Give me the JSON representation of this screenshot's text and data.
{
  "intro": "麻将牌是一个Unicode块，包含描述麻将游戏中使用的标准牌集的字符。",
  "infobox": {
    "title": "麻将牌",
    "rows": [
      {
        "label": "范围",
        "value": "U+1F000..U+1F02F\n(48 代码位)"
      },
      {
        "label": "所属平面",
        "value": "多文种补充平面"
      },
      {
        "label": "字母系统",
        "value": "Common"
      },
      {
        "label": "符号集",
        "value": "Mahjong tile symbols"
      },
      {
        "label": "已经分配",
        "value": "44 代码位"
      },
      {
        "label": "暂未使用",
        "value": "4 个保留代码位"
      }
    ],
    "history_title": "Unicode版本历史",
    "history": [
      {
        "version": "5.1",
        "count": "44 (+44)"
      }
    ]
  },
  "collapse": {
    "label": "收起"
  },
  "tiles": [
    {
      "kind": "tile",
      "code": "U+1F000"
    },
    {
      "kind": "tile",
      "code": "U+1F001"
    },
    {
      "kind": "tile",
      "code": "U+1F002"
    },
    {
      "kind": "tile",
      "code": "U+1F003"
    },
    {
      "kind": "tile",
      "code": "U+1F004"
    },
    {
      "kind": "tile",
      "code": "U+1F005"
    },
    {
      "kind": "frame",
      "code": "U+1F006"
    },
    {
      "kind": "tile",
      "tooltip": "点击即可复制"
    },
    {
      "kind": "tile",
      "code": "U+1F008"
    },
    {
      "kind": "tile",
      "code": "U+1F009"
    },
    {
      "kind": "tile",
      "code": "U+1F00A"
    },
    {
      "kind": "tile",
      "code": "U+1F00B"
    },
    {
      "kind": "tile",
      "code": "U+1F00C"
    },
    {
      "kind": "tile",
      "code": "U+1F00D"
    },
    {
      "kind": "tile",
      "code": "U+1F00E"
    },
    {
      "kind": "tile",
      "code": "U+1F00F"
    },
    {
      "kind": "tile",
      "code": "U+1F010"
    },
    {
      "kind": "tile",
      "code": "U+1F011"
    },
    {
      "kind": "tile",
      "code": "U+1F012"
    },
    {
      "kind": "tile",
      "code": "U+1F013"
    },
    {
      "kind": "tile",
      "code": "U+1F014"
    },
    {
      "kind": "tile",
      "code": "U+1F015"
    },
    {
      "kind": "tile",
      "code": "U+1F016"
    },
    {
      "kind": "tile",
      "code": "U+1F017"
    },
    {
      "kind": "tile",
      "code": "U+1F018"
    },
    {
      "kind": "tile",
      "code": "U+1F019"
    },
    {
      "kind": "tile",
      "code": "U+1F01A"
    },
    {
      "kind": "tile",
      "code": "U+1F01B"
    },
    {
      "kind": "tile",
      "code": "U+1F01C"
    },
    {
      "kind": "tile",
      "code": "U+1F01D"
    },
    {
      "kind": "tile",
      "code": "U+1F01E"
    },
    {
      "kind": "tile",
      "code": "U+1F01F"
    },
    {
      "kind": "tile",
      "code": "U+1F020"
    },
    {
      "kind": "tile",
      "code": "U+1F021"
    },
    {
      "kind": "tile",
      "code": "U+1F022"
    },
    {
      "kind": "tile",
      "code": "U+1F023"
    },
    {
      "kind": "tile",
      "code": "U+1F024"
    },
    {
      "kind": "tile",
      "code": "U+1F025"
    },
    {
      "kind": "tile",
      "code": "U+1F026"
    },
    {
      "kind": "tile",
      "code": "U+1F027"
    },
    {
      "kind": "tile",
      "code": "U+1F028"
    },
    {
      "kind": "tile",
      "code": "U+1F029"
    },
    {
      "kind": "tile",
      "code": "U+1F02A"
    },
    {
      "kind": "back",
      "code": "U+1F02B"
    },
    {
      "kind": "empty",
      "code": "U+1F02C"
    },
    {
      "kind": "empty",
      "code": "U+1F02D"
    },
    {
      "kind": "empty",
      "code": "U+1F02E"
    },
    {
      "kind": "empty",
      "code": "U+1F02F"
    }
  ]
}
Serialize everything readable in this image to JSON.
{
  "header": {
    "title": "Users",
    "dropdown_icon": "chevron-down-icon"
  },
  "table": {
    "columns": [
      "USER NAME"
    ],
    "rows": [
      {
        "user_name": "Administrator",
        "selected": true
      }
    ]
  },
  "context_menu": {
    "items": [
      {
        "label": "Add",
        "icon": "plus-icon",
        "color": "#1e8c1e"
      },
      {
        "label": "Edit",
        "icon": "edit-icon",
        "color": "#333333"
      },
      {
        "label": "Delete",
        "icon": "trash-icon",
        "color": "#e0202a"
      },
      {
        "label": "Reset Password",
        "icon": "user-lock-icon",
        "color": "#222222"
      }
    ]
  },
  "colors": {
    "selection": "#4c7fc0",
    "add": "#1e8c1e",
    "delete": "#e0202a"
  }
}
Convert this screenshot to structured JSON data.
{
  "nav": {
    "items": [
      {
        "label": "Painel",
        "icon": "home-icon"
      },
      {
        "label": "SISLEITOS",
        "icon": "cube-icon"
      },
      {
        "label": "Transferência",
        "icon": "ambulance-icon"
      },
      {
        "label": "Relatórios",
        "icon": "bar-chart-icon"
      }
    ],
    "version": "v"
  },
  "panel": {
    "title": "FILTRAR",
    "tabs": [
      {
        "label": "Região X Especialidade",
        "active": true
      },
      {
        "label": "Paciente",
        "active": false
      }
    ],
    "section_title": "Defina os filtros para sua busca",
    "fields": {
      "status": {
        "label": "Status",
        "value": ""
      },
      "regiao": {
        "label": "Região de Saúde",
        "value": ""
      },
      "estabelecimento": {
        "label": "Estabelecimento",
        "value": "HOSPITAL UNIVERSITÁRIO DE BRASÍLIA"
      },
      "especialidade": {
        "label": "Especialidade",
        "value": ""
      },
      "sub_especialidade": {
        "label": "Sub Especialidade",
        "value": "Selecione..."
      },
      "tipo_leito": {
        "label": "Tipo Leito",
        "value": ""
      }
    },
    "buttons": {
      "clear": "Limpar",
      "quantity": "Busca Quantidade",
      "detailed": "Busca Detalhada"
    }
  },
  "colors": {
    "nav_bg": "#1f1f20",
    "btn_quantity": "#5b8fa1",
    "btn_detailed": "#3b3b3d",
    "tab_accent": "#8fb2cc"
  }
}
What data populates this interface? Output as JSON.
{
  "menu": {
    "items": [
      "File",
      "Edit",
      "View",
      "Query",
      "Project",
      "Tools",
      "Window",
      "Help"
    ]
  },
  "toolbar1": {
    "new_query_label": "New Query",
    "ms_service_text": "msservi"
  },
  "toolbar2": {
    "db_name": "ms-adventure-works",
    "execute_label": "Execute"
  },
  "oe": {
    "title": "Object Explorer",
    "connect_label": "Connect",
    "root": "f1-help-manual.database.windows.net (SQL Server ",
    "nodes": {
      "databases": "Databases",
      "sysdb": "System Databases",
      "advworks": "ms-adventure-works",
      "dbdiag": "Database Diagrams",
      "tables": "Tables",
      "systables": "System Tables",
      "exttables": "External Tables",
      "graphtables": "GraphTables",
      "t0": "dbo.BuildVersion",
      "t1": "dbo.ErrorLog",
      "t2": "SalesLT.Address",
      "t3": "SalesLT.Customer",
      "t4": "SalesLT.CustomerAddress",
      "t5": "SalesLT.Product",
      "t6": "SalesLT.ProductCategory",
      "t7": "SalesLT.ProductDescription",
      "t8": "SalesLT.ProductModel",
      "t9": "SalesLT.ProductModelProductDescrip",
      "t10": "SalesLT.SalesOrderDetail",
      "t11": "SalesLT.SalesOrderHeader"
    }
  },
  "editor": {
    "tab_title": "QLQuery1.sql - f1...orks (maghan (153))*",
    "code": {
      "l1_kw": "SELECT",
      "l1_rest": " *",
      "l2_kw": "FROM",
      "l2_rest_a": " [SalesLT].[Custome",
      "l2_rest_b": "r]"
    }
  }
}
:::
State how many lines of the material contain the string "works", with no other words.

* _WRITTEN ANSWER_: 2